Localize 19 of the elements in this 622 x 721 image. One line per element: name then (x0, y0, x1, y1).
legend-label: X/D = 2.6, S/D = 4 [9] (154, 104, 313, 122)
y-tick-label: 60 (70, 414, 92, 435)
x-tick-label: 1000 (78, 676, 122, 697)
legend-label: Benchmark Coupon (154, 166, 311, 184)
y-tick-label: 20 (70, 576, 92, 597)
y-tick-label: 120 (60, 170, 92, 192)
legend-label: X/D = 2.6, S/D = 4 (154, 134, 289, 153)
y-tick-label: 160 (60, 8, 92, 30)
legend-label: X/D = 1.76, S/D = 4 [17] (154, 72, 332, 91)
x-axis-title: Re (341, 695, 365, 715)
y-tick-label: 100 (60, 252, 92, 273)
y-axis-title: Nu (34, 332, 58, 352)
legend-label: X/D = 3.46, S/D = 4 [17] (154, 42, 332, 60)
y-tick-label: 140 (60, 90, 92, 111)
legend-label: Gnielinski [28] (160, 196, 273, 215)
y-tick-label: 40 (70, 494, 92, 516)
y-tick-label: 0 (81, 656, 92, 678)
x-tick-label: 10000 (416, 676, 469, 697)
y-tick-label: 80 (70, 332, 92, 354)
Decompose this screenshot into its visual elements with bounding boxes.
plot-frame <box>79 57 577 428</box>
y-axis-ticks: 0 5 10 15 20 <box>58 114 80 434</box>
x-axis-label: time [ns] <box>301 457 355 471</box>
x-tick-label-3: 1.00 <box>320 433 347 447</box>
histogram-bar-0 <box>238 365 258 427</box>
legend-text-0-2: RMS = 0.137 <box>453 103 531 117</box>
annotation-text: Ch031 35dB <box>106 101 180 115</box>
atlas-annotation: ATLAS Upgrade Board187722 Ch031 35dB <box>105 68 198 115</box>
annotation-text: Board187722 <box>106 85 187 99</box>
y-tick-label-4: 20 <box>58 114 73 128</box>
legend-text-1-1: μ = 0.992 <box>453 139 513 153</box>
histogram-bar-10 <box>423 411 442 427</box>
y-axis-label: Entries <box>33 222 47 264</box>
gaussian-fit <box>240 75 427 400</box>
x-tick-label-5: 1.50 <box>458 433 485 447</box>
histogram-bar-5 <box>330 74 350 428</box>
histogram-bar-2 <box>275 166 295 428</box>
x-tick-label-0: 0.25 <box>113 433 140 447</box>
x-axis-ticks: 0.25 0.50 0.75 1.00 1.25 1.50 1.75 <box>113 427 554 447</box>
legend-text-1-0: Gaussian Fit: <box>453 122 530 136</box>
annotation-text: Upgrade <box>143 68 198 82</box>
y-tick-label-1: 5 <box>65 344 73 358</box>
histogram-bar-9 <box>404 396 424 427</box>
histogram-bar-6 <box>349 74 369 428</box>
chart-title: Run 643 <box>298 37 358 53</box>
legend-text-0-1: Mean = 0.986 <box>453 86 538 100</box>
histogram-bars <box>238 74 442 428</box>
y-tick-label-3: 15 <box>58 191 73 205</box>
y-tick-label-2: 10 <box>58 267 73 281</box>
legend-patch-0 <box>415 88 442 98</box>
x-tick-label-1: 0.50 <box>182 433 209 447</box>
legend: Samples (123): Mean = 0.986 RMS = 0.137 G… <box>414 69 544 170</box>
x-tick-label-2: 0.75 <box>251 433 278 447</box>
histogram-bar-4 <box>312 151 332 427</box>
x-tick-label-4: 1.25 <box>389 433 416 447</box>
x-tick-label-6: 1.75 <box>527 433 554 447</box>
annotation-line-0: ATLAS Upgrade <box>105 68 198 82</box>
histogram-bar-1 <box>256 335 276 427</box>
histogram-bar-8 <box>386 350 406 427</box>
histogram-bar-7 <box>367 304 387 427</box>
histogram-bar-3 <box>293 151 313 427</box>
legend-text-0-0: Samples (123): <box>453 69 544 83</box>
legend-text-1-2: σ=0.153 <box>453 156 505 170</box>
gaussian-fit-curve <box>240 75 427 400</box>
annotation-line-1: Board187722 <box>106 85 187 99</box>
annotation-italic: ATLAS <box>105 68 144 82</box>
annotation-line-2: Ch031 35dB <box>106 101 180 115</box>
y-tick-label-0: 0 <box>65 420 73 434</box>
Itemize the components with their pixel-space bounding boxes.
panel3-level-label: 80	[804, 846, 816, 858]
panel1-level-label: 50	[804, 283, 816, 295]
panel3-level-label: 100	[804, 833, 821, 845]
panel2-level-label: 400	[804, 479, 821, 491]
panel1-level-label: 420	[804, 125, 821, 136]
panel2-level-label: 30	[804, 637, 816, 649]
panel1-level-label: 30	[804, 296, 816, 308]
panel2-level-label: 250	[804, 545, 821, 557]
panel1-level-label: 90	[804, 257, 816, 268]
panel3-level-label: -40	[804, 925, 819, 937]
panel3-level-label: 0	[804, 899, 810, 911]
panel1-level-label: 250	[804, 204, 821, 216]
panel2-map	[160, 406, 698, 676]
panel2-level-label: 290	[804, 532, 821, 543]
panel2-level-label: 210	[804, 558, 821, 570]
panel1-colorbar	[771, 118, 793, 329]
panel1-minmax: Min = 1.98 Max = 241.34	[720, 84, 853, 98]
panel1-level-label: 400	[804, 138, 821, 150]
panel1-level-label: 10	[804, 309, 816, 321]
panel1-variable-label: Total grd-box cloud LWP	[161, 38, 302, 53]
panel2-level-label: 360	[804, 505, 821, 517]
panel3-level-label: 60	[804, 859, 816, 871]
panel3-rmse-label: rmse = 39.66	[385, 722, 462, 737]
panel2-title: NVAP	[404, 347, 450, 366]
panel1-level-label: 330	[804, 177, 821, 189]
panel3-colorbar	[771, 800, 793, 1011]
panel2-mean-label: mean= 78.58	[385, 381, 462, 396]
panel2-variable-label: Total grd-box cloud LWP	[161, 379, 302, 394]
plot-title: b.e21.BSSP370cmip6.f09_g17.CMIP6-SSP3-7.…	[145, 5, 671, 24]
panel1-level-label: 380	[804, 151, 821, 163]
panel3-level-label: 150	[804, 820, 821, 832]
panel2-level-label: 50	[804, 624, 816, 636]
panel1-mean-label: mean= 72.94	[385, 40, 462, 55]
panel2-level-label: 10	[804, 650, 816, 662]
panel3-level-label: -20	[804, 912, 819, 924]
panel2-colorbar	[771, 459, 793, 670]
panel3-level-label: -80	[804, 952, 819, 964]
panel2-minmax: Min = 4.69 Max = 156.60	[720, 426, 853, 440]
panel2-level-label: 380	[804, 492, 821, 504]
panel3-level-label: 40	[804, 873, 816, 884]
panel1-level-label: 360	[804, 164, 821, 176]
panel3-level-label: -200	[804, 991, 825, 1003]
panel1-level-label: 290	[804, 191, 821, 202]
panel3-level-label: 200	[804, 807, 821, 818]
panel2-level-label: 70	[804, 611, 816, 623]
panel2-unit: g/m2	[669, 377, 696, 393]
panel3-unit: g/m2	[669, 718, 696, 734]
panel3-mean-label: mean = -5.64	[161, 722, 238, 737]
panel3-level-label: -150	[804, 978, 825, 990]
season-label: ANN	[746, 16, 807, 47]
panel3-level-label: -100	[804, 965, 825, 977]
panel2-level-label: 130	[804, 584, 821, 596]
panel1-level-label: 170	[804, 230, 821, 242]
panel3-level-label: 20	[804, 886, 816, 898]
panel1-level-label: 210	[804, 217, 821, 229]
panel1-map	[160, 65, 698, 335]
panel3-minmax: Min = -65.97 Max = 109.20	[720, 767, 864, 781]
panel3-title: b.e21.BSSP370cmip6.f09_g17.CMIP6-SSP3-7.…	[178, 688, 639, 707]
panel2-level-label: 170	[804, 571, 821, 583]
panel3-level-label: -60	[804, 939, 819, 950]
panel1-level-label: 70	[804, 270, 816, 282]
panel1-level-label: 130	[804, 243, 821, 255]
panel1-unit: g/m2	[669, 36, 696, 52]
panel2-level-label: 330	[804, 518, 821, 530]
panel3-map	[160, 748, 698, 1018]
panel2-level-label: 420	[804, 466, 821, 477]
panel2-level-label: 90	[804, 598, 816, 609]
────────────────
**GIVEN TASK**
Lay out the material, from its first line through the line containing "legend-text-0-1: Mean = 0.986", as a Markdown table with a Row column for the row number and an Entry column for the line, leaving out blank lines.

**ANSWER TO THE TASK**
| Row | Entry |
|---|---|
| 1 | Localize 19 of the elements in this 622 x 721 image. One line per element: name then (x0, y0, x1, y1). |
| 2 | legend-label: X/D = 2.6, S/D = 4 [9] (154, 104, 313, 122) |
| 3 | y-tick-label: 60 (70, 414, 92, 435) |
| 4 | x-tick-label: 1000 (78, 676, 122, 697) |
| 5 | legend-label: Benchmark Coupon (154, 166, 311, 184) |
| 6 | y-tick-label: 20 (70, 576, 92, 597) |
| 7 | y-tick-label: 120 (60, 170, 92, 192) |
| 8 | legend-label: X/D = 2.6, S/D = 4 (154, 134, 289, 153) |
| 9 | y-tick-label: 160 (60, 8, 92, 30) |
| 10 | legend-label: X/D = 1.76, S/D = 4 [17] (154, 72, 332, 91) |
| 11 | x-axis-title: Re (341, 695, 365, 715) |
| 12 | y-tick-label: 100 (60, 252, 92, 273) |
| 13 | y-axis-title: Nu (34, 332, 58, 352) |
| 14 | legend-label: X/D = 3.46, S/D = 4 [17] (154, 42, 332, 60) |
| 15 | y-tick-label: 140 (60, 90, 92, 111) |
| 16 | legend-label: Gnielinski [28] (160, 196, 273, 215) |
| 17 | y-tick-label: 40 (70, 494, 92, 516) |
| 18 | y-tick-label: 0 (81, 656, 92, 678) |
| 19 | x-tick-label: 10000 (416, 676, 469, 697) |
| 20 | y-tick-label: 80 (70, 332, 92, 354) |
| 21 | Decompose this screenshot into its visual elements with bounding boxes. |
| 22 | plot-frame <box>79 57 577 428</box> |
| 23 | y-axis-ticks: 0 5 10 15 20 <box>58 114 80 434</box> |
| 24 | x-axis-label: time [ns] <box>301 457 355 471</box> |
| 25 | x-tick-label-3: 1.00 <box>320 433 347 447</box> |
| 26 | histogram-bar-0 <box>238 365 258 427</box> |
| 27 | legend-text-0-2: RMS = 0.137 <box>453 103 531 117</box> |
| 28 | annotation-text: Ch031 35dB <box>106 101 180 115</box> |
| 29 | atlas-annotation: ATLAS Upgrade Board187722 Ch031 35dB <box>105 68 198 115</box> |
| 30 | annotation-text: Board187722 <box>106 85 187 99</box> |
| 31 | y-tick-label-4: 20 <box>58 114 73 128</box> |
| 32 | legend-text-1-1: μ = 0.992 <box>453 139 513 153</box> |
| 33 | histogram-bar-10 <box>423 411 442 427</box> |
| 34 | y-axis-label: Entries <box>33 222 47 264</box> |
| 35 | gaussian-fit <box>240 75 427 400</box> |
| 36 | x-tick-label-5: 1.50 <box>458 433 485 447</box> |
| 37 | histogram-bar-5 <box>330 74 350 428</box> |
| 38 | histogram-bar-2 <box>275 166 295 428</box> |
| 39 | x-tick-label-0: 0.25 <box>113 433 140 447</box> |
| 40 | x-axis-ticks: 0.25 0.50 0.75 1.00 1.25 1.50 1.75 <box>113 427 554 447</box> |
| 41 | legend-text-1-0: Gaussian Fit: <box>453 122 530 136</box> |
| 42 | annotation-text: Upgrade <box>143 68 198 82</box> |
| 43 | y-tick-label-1: 5 <box>65 344 73 358</box> |
| 44 | histogram-bar-9 <box>404 396 424 427</box> |
| 45 | histogram-bar-6 <box>349 74 369 428</box> |
| 46 | chart-title: Run 643 <box>298 37 358 53</box> |
| 47 | legend-text-0-1: Mean = 0.986 <box>453 86 538 100</box> |